• _EXERCISE PROMPT_
The expected output is each entry, given again exactly.

• _EXTRACTED INFORMATION_
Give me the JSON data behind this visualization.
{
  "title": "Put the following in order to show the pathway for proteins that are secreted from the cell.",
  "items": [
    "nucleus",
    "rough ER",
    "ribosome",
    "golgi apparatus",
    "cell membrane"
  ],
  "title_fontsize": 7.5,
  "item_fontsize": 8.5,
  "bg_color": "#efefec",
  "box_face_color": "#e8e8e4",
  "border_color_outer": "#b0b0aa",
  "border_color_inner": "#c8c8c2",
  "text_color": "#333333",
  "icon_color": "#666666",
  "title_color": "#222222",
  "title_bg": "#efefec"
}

• _ANSWER TO THIS TASK_
Give me the JSON data behind this visualization.
{
  "title": "Put the following in order to show the pathway for proteins that are secreted from the cell.",
  "items": [
    "nucleus",
    "rough ER",
    "ribosome",
    "golgi apparatus",
    "cell membrane"
  ],
  "title_fontsize": 7.5,
  "item_fontsize": 8.5,
  "bg_color": "#efefec",
  "box_face_color": "#e8e8e4",
  "border_color_outer": "#b0b0aa",
  "border_color_inner": "#c8c8c2",
  "text_color": "#333333",
  "icon_color": "#666666",
  "title_color": "#222222",
  "title_bg": "#efefec"
}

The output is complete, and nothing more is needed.